Document text ->
· · · · ·

Friday 26 July 2013

On Dodophobia and insignificant difference

When I first created the word dodophobia and the poem Dodophobia, it was a joke: a phobia is an irrational fear and you can't get much more irrational than fear of something which doesn't exist. Maybe a slightly self-conscious joke, maybe even a wee bit up my own arse, but there you go. By the way, the poem is in an earlier post here and I'm not going to paste it into this one; if you want to read it you'll have to exercise your scroll button.

Anyway.

The joke's on me, because I've realised that dodophobia really exists; maybe not literally, but, in terms of fear of the non-existent, definitely and absolutely.

The United States has been convulsed lately by the soul-crushingly abhorrent George Zimmerman-Trayvon Martin case. George is white (at least that's what he calls himself, for whatever reason, although there are those who insist he's actually hispanic, no doubt for a multiplicity of convoluted reasons). Trayvon, his victim, was black (or African-American, or whatever other label you might choose to attach to his particular melanin level). And there began the problem, because George is a racist. Whether he has no melanin in his skin, a tiny bit, or a slightly higher amount, he hates/fears/dislikes/mistrusts (delete as desired) people who have as much of it, or a similar amount, as Trayvon.

But here's the thing.

If you lined up every human being with the Celts (pale blue) at one end and the central Africans (jet black) at the other, in strict order of the amount of melanin in their skin, you could tell a Scot from a Rwandan, but if you started at one end and moved along the line you would never be able to tell when one race ended and another began. So how would George and his ilk know when to stop loving and start hating? Human skin colour is an infinite individual spectrum, not a bunch of demarcated groups; there is more genetic difference between two neighbours on that line than between the aggregated left end and the aggregated right end. And it's utterly, insignificantly minuscule between neighbours (it's barely 1% between a human and a chimp).

· · · · ·

Required work -> Give every verb that the post on dodophobia separates with slashes in its description of George's attitude. Nothing in the records is needed here.

· · · · ·

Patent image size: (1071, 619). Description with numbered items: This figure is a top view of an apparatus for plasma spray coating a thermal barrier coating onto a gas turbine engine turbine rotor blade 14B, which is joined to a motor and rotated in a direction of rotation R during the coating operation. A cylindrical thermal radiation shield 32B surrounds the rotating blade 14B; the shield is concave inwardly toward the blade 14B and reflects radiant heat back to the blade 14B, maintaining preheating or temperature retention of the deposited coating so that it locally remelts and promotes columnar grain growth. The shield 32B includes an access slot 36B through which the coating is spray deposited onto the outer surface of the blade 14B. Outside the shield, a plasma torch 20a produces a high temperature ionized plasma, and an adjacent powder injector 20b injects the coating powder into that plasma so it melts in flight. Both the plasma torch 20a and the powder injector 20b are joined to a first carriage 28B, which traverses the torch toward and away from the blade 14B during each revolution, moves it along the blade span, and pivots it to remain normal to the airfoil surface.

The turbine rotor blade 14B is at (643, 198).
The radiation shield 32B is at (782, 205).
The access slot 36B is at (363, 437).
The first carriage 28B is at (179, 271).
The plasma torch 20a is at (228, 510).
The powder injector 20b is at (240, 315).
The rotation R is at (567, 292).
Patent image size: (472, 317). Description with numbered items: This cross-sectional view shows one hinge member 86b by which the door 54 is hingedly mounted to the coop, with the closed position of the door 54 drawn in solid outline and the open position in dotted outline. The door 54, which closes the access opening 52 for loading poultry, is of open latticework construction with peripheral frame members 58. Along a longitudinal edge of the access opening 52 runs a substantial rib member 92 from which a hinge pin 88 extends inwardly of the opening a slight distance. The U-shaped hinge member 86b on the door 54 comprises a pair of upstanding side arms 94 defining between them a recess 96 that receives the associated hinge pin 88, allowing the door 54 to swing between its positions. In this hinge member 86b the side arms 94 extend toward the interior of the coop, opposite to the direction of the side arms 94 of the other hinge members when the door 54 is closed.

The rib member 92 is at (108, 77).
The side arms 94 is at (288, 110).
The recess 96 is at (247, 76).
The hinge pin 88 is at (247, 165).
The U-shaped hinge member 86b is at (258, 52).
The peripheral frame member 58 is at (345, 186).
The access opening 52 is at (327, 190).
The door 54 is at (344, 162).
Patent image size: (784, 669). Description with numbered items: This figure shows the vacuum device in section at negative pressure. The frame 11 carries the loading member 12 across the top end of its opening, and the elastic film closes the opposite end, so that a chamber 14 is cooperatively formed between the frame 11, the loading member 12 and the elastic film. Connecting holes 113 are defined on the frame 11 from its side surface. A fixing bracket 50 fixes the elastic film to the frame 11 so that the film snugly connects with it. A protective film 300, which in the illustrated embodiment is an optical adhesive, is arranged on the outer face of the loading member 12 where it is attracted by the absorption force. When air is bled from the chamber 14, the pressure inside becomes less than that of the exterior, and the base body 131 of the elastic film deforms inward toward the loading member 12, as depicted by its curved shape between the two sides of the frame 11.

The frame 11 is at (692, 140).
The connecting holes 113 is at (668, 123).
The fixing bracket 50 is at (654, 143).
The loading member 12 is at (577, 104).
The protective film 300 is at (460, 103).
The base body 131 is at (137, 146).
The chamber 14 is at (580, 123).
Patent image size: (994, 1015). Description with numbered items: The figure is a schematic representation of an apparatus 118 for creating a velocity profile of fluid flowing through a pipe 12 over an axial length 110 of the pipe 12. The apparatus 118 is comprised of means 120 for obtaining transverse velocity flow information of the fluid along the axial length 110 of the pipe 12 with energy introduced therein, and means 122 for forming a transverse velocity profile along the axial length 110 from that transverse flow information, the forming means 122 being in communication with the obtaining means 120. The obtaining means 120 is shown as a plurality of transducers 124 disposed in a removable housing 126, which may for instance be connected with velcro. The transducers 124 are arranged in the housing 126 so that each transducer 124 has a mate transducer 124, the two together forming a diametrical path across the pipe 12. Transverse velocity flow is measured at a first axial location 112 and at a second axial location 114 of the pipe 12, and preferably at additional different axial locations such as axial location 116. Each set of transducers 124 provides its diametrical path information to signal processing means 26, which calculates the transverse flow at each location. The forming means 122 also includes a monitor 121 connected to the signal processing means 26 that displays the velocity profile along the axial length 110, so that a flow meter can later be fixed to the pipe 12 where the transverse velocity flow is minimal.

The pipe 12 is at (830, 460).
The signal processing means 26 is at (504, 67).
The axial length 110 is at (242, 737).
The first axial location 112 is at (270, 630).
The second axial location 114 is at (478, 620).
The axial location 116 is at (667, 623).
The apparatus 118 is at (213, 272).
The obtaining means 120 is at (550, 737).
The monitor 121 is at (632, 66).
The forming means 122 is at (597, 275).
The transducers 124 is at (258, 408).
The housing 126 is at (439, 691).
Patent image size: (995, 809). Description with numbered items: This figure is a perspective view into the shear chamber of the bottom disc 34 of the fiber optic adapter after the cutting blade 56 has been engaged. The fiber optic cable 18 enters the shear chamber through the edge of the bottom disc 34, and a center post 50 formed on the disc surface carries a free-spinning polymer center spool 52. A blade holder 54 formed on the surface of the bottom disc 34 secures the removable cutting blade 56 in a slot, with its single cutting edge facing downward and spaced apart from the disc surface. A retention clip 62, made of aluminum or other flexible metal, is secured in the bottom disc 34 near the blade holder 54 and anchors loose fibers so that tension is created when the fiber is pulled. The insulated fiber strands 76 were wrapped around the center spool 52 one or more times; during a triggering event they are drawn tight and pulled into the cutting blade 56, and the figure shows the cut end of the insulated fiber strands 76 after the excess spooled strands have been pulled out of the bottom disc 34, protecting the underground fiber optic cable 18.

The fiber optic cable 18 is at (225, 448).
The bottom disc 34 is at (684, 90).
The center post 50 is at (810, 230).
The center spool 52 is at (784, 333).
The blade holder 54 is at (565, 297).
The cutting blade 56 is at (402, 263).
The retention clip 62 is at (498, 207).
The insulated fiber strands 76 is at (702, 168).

· · · · ·

Task response -> hates, fears, dislikes, mistrusts